What you will do: Copy out every line of the data exactly.

Supplied material:
-- Start --
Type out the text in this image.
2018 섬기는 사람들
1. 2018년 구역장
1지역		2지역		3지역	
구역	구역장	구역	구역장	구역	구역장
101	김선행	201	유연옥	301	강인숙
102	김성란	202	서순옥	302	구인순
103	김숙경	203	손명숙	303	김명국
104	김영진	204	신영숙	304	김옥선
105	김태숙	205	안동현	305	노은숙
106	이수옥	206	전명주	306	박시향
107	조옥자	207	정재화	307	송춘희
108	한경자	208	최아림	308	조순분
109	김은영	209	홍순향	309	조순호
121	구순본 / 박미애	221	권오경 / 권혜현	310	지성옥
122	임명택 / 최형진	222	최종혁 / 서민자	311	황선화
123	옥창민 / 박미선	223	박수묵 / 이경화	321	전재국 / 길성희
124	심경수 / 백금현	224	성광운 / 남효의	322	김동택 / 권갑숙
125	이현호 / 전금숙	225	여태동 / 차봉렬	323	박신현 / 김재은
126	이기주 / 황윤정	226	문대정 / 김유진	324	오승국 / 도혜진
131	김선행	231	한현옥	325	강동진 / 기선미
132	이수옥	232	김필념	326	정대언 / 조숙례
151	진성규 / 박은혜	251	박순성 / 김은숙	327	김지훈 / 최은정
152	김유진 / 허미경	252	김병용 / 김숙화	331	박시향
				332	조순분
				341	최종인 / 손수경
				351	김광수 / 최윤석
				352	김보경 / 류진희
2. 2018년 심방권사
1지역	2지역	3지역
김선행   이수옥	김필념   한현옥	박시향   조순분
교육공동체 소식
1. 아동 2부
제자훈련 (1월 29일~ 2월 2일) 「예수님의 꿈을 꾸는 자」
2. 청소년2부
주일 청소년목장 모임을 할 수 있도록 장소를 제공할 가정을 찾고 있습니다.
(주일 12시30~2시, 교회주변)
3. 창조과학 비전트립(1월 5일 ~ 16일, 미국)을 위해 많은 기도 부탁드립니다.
-- End --
The completed task:
Type out the text in this image.
2018 섬기는 사람들
1. 2018년 구역장
1지역		2지역		3지역	
구역	구역장	구역	구역장	구역	구역장
101	김선행	201	유연옥	301	강인숙
102	김성란	202	서순옥	302	구인순
103	김숙경	203	손명숙	303	김명국
104	김영진	204	신영숙	304	김옥선
105	김태숙	205	안동현	305	노은숙
106	이수옥	206	전명주	306	박시향
107	조옥자	207	정재화	307	송춘희
108	한경자	208	최아림	308	조순분
109	김은영	209	홍순향	309	조순호
121	구순본 / 박미애	221	권오경 / 권혜현	310	지성옥
122	임명택 / 최형진	222	최종혁 / 서민자	311	황선화
123	옥창민 / 박미선	223	박수묵 / 이경화	321	전재국 / 길성희
124	심경수 / 백금현	224	성광운 / 남효의	322	김동택 / 권갑숙
125	이현호 / 전금숙	225	여태동 / 차봉렬	323	박신현 / 김재은
126	이기주 / 황윤정	226	문대정 / 김유진	324	오승국 / 도혜진
131	김선행	231	한현옥	325	강동진 / 기선미
132	이수옥	232	김필념	326	정대언 / 조숙례
151	진성규 / 박은혜	251	박순성 / 김은숙	327	김지훈 / 최은정
152	김유진 / 허미경	252	김병용 / 김숙화	331	박시향
				332	조순분
				341	최종인 / 손수경
				351	김광수 / 최윤석
				352	김보경 / 류진희
2. 2018년 심방권사
1지역	2지역	3지역
김선행   이수옥	김필념   한현옥	박시향   조순분
교육공동체 소식
1. 아동 2부
제자훈련 (1월 29일~ 2월 2일) 「예수님의 꿈을 꾸는 자」
2. 청소년2부
주일 청소년목장 모임을 할 수 있도록 장소를 제공할 가정을 찾고 있습니다.
(주일 12시30~2시, 교회주변)
3. 창조과학 비전트립(1월 5일 ~ 16일, 미국)을 위해 많은 기도 부탁드립니다.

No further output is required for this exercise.